▶ _RAW DATA_
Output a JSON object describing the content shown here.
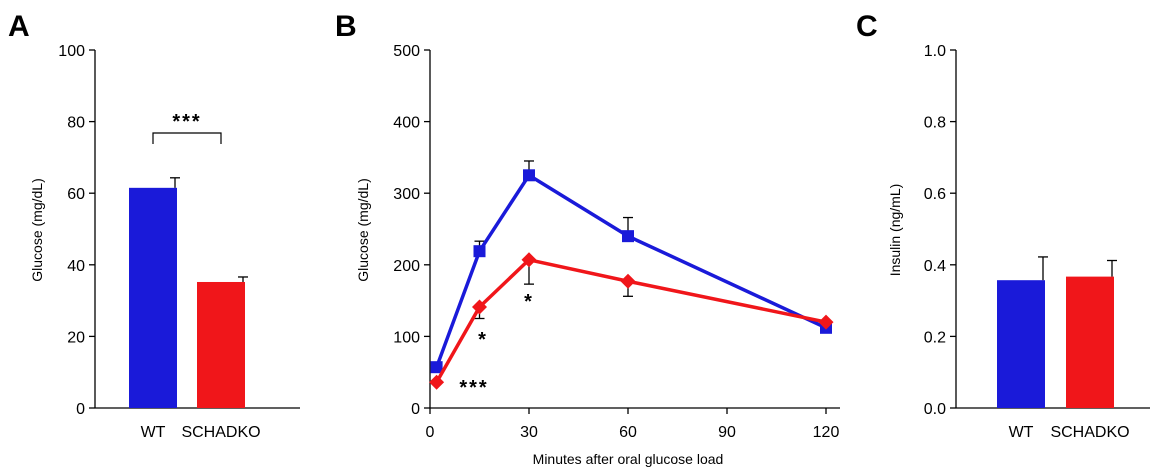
{
  "colors": {
    "wt": "#1a1ad9",
    "schadko": "#f0161a",
    "axis": "#000000"
  },
  "chart_data": [
    {
      "panel": "A",
      "type": "bar",
      "categories": [
        "WT",
        "SCHADKO"
      ],
      "values": [
        61.5,
        35.2
      ],
      "errors": [
        2.8,
        1.4
      ],
      "ylabel": "Glucose (mg/dL)",
      "xlabel": "",
      "ylim": [
        0,
        100
      ],
      "yticks": [
        "0",
        "20",
        "40",
        "60",
        "80",
        "100"
      ],
      "annotation": "***"
    },
    {
      "panel": "B",
      "type": "line",
      "x": [
        2,
        15,
        30,
        60,
        120
      ],
      "xticks": [
        "0",
        "30",
        "60",
        "90",
        "120"
      ],
      "xlim": [
        0,
        120
      ],
      "ylim": [
        0,
        500
      ],
      "yticks": [
        "0",
        "100",
        "200",
        "300",
        "400",
        "500"
      ],
      "xlabel": "Minutes after oral glucose load",
      "ylabel": "Glucose (mg/dL)",
      "series": [
        {
          "key": "wt",
          "marker": "square",
          "values": [
            57,
            219,
            325,
            240,
            112
          ],
          "errors": [
            0,
            14,
            20,
            26,
            0
          ],
          "error_dir": [
            0,
            1,
            1,
            1,
            0
          ]
        },
        {
          "key": "schadko",
          "marker": "diamond",
          "values": [
            36,
            141,
            207,
            177,
            120
          ],
          "errors": [
            0,
            16,
            34,
            21,
            0
          ],
          "error_dir": [
            0,
            -1,
            -1,
            -1,
            0
          ]
        }
      ],
      "annotations": [
        "***",
        "*",
        "*"
      ]
    },
    {
      "panel": "C",
      "type": "bar",
      "categories": [
        "WT",
        "SCHADKO"
      ],
      "values": [
        0.357,
        0.367
      ],
      "errors": [
        0.065,
        0.045
      ],
      "ylabel": "Insulin (ng/mL)",
      "xlabel": "",
      "ylim": [
        0,
        1.0
      ],
      "yticks": [
        "0.0",
        "0.2",
        "0.4",
        "0.6",
        "0.8",
        "1.0"
      ]
    }
  ]
}
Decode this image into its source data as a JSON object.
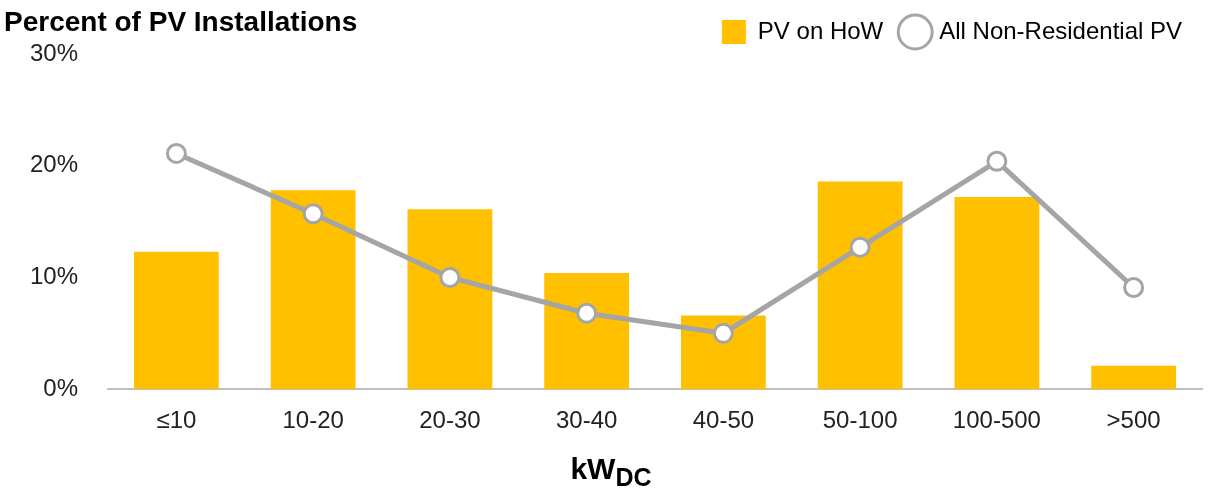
{
  "chart_data": {
    "type": "bar",
    "title": "Percent of PV Installations",
    "xlabel": "kW$_{DC}$",
    "categories": [
      "≤10",
      "10-20",
      "20-30",
      "30-40",
      "40-50",
      "50-100",
      "100-500",
      ">500"
    ],
    "series": [
      {
        "name": "PV on HoW",
        "color": "#ffc000",
        "values": [
          12.3,
          17.8,
          16.1,
          10.4,
          6.6,
          18.6,
          17.2,
          2.1
        ]
      },
      {
        "name": "All Non-Residential PV",
        "type": "line",
        "color": "#a5a5a5",
        "marker": "circle",
        "values": [
          21.1,
          15.7,
          10.0,
          6.8,
          5.0,
          12.7,
          20.4,
          9.1
        ]
      }
    ],
    "ylim": [
      0,
      30
    ],
    "yticks": [
      {
        "value": 0,
        "label": "0%"
      },
      {
        "value": 10,
        "label": "10%"
      },
      {
        "value": 20,
        "label": "20%"
      },
      {
        "value": 30,
        "label": "30%"
      }
    ],
    "grid": false,
    "legend": "top right"
  }
}
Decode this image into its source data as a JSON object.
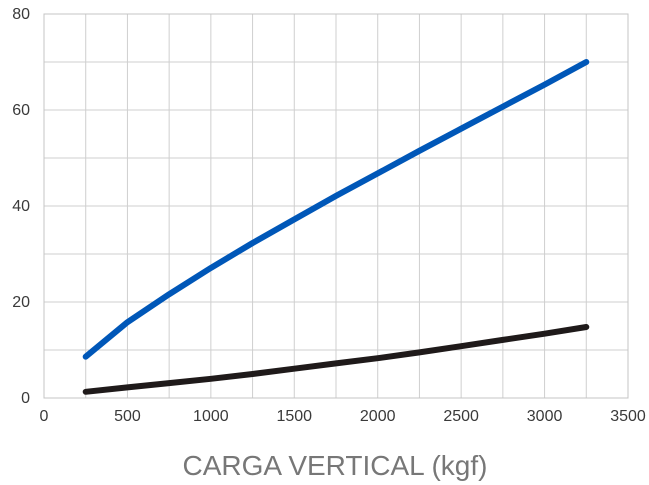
{
  "chart_data": {
    "type": "line",
    "title": "",
    "xlabel": "CARGA VERTICAL (kgf)",
    "ylabel": "",
    "xlim": [
      0,
      3500
    ],
    "ylim": [
      0,
      80
    ],
    "x_ticks": [
      0,
      500,
      1000,
      1500,
      2000,
      2500,
      3000,
      3500
    ],
    "y_ticks": [
      0,
      20,
      40,
      60,
      80
    ],
    "x_ticks_text": [
      "0",
      "500",
      "1000",
      "1500",
      "2000",
      "2500",
      "3000",
      "3500"
    ],
    "y_ticks_text": [
      "0",
      "20",
      "40",
      "60",
      "80"
    ],
    "grid": true,
    "legend": "none",
    "series": [
      {
        "color": "#0057b8",
        "x": [
          250,
          500,
          750,
          1000,
          1250,
          1500,
          1750,
          2000,
          2250,
          2500,
          2750,
          3000,
          3250
        ],
        "y": [
          8.6,
          15.8,
          21.6,
          27.1,
          32.3,
          37.2,
          42.1,
          46.8,
          51.5,
          56.1,
          60.7,
          65.3,
          70.0
        ]
      },
      {
        "color": "#1f1a1a",
        "x": [
          250,
          500,
          750,
          1000,
          1250,
          1500,
          1750,
          2000,
          2250,
          2500,
          2750,
          3000,
          3250
        ],
        "y": [
          1.3,
          2.2,
          3.1,
          4.0,
          5.0,
          6.1,
          7.2,
          8.3,
          9.5,
          10.8,
          12.1,
          13.4,
          14.8
        ]
      }
    ]
  }
}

▶ _GOAL_
Your answer should be a single number: how many lines in the data above include "marker"?

▶ _RESULT OF THIS TASK_
3